GIVEN RECORDS ->
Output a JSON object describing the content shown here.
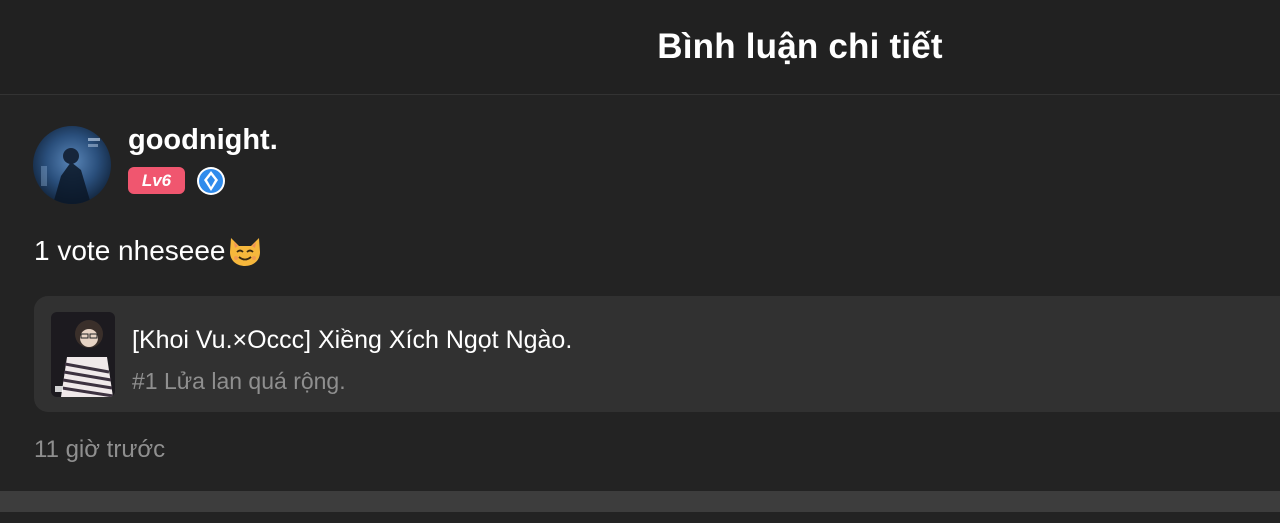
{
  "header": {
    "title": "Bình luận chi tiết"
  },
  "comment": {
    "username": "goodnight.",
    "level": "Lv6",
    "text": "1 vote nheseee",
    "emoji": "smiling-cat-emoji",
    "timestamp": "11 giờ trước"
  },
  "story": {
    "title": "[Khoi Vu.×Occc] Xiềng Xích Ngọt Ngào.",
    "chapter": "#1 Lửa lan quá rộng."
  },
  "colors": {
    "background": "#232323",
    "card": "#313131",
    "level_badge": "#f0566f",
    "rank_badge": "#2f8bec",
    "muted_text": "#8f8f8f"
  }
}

* * *

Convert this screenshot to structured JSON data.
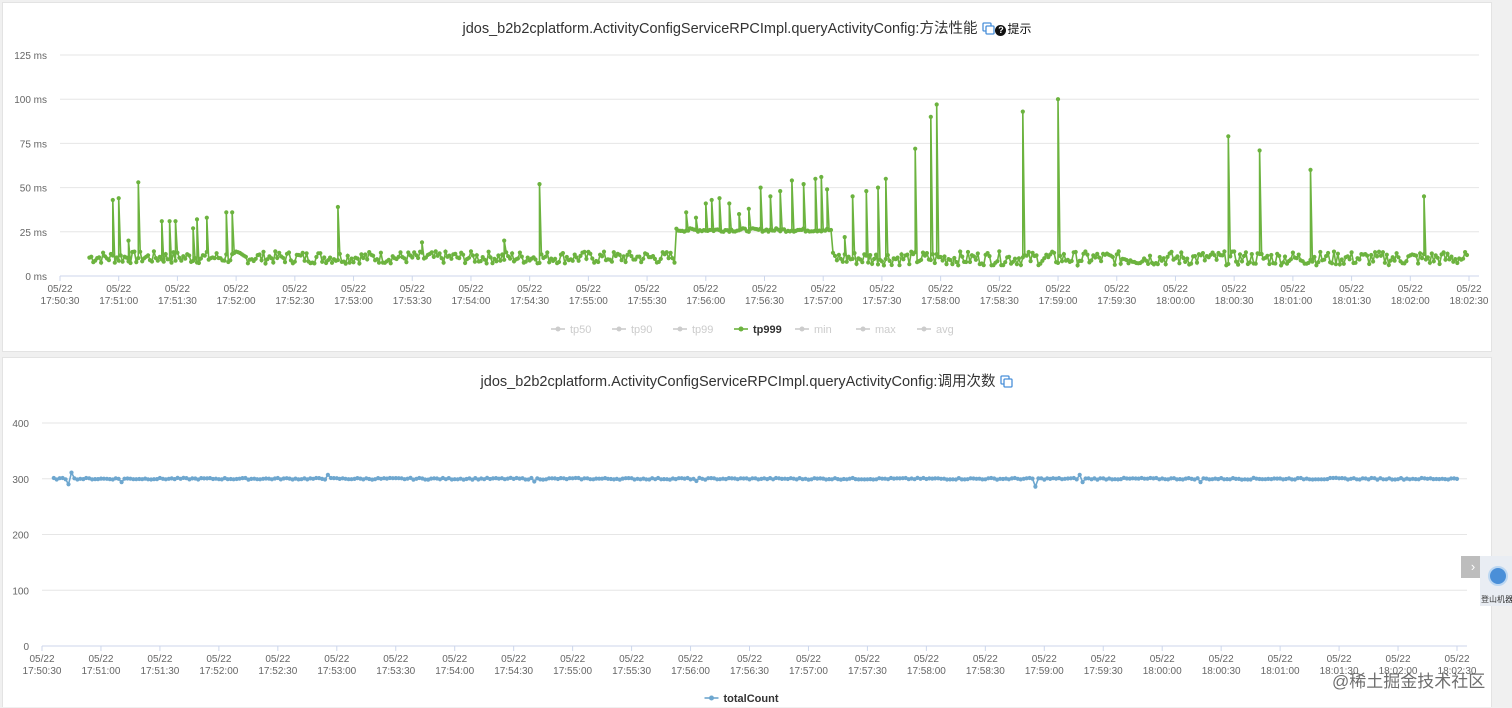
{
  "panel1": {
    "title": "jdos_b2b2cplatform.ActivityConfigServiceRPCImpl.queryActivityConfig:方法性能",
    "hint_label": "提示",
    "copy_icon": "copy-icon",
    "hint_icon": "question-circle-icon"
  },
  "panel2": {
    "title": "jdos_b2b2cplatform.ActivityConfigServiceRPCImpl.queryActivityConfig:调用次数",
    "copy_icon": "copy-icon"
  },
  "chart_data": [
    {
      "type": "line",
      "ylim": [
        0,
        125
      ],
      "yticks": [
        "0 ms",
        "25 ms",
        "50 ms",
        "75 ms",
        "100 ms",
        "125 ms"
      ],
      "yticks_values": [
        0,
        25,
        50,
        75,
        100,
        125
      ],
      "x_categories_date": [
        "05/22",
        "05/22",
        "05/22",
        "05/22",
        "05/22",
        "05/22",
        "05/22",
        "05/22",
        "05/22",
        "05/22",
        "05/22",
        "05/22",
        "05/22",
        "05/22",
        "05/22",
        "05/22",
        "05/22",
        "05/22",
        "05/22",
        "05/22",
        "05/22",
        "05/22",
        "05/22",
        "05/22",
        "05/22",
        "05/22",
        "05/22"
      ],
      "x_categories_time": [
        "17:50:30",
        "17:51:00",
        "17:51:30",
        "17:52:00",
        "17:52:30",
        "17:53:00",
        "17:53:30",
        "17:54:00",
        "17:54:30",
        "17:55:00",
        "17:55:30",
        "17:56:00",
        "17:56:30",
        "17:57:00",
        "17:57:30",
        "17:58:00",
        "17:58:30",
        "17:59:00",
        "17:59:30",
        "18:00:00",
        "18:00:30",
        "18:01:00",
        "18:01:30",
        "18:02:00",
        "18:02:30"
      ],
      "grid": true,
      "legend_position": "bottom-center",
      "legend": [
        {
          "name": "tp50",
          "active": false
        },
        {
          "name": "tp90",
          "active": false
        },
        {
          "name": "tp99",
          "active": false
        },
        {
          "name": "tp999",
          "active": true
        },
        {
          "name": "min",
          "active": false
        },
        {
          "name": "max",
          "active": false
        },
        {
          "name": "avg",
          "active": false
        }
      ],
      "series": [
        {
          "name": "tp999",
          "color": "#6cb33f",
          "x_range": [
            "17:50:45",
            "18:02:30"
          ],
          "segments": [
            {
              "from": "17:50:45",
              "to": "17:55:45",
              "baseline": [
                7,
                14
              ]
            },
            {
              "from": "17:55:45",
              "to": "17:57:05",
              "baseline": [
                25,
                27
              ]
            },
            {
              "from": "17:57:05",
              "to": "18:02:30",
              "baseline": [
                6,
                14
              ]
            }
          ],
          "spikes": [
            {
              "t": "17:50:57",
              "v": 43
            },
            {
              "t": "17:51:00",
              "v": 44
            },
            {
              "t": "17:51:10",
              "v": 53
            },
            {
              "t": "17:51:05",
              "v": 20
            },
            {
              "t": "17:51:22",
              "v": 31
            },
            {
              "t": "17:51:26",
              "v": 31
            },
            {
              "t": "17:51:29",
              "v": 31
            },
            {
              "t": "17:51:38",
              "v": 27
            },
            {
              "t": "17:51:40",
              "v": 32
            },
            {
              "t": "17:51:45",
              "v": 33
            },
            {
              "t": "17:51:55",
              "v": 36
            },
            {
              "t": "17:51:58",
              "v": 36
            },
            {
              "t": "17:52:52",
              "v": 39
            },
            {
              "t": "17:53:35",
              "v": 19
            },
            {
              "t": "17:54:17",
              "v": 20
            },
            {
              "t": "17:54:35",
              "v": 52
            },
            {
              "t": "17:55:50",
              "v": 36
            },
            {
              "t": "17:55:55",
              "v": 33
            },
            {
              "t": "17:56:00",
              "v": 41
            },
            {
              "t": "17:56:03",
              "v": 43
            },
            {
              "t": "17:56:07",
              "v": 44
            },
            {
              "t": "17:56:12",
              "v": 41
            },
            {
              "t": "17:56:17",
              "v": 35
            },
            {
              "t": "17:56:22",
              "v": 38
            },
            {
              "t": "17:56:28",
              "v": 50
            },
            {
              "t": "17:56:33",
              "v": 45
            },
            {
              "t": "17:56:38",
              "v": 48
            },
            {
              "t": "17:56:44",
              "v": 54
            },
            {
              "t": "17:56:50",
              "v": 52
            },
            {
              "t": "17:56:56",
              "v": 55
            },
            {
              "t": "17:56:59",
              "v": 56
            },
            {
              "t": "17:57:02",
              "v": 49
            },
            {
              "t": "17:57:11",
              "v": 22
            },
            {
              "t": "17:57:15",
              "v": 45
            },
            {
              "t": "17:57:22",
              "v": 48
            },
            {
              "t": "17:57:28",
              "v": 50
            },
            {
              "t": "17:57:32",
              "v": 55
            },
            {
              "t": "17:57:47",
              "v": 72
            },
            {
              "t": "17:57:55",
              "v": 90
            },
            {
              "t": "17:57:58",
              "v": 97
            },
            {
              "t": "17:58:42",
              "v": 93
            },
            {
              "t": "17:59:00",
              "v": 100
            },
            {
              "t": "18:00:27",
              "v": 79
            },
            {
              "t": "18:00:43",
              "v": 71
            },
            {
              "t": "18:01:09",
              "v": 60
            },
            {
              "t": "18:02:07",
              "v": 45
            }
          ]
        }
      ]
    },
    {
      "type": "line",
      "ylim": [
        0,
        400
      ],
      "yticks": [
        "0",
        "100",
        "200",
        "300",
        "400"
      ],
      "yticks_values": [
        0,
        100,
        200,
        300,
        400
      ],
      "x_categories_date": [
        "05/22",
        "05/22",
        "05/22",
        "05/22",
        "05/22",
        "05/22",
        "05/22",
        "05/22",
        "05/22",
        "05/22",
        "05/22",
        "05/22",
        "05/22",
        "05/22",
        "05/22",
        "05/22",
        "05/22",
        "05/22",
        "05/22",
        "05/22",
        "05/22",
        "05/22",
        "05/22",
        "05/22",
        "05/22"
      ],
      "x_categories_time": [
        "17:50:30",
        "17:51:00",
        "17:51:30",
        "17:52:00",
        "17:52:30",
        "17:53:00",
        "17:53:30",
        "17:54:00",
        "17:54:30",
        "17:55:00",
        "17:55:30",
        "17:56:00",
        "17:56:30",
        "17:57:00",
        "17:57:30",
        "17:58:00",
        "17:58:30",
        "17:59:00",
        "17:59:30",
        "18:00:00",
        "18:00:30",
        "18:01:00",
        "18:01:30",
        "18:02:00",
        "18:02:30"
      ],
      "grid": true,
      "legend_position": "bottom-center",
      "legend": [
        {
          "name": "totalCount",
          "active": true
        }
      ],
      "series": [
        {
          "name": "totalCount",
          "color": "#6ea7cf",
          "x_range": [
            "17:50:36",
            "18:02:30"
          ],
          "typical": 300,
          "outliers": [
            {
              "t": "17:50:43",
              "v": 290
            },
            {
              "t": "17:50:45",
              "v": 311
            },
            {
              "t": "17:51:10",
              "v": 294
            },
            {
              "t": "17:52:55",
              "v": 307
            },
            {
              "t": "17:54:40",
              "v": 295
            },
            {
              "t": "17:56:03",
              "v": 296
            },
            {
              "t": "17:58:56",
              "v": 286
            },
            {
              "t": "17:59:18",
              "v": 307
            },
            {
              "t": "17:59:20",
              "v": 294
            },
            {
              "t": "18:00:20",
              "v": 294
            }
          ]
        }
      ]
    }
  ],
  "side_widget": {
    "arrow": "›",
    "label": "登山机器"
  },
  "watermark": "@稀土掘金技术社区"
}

---

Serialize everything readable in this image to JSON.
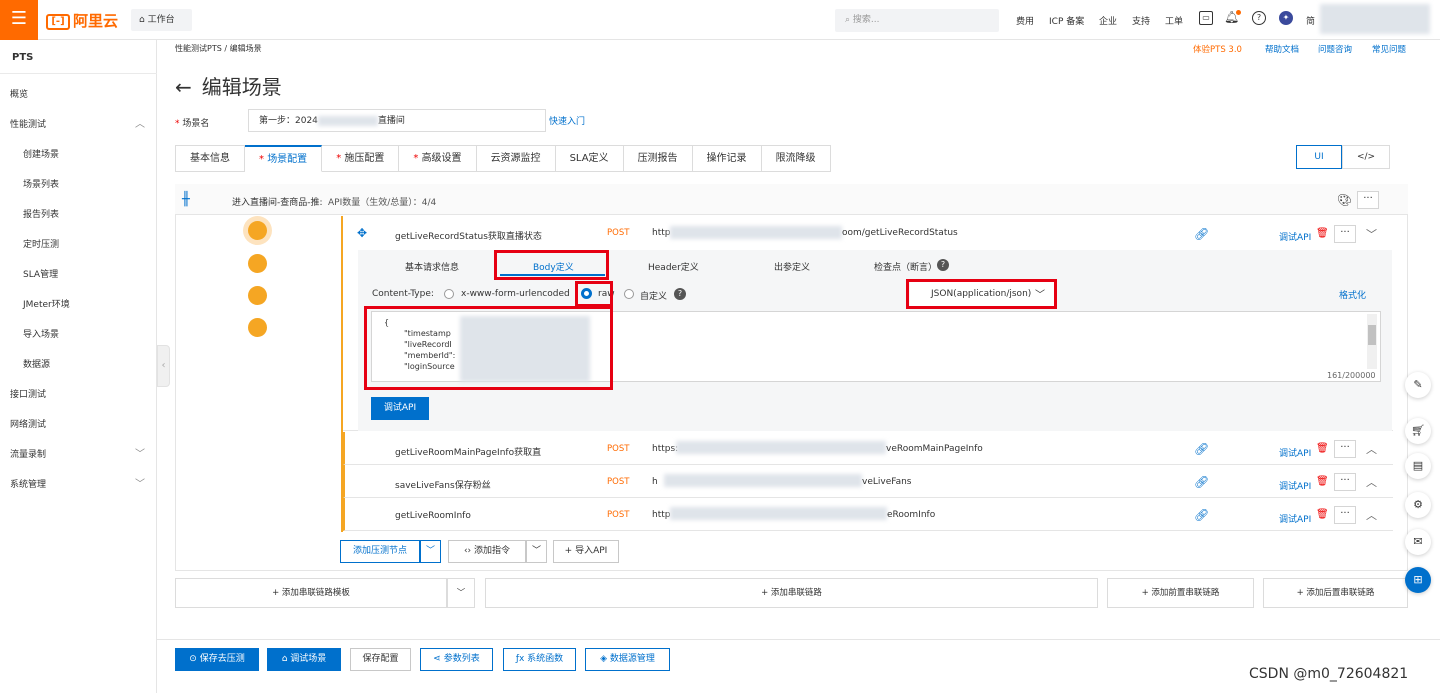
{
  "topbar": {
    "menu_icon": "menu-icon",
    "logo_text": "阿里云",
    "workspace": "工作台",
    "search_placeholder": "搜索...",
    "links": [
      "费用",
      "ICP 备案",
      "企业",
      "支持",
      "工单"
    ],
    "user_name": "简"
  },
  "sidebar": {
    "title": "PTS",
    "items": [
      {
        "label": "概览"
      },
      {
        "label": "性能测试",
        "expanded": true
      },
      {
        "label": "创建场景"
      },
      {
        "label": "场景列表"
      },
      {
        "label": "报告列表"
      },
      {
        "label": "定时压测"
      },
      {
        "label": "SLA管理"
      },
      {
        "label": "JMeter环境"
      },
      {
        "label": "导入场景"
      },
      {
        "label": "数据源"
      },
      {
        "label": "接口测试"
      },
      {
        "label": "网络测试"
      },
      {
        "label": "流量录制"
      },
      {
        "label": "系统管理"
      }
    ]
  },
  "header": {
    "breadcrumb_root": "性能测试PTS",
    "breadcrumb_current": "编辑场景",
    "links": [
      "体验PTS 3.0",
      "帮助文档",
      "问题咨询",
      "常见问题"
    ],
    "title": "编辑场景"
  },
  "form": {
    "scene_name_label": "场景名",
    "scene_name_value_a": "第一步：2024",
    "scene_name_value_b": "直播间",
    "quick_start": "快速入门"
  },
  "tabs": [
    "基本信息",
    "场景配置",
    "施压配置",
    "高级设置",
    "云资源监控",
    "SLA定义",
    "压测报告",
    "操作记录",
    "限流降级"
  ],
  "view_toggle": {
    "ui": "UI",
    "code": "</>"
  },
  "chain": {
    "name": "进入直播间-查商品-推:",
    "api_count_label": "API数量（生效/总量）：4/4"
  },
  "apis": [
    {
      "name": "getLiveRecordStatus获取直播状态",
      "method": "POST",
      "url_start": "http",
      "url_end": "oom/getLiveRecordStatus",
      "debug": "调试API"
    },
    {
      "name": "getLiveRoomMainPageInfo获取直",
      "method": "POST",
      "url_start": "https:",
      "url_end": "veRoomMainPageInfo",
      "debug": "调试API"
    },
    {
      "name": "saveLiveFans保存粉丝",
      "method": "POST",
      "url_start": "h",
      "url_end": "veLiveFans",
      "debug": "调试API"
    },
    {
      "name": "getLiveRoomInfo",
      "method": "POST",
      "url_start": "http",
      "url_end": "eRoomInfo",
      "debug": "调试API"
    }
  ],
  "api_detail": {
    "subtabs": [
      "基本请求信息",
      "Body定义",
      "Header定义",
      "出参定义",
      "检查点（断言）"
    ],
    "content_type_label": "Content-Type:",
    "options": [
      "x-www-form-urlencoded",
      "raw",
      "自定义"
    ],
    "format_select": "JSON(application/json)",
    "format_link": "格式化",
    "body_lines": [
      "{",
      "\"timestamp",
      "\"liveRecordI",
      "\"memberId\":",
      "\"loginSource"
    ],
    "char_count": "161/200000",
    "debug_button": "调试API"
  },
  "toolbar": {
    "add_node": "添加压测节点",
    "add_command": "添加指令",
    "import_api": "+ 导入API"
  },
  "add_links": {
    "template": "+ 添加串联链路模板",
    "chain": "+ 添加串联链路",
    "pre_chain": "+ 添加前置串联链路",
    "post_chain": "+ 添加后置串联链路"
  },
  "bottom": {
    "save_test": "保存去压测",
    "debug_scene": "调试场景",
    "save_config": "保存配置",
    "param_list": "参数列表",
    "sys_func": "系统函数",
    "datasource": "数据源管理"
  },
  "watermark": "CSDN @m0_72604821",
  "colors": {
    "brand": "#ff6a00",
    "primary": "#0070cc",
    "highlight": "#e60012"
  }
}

STATED GOAL -> Return each line with "watermark".

RESPONSE ->
  "watermark": "@稀土掘金技术社区"
  "watermark": "CSDN @m0_72604821",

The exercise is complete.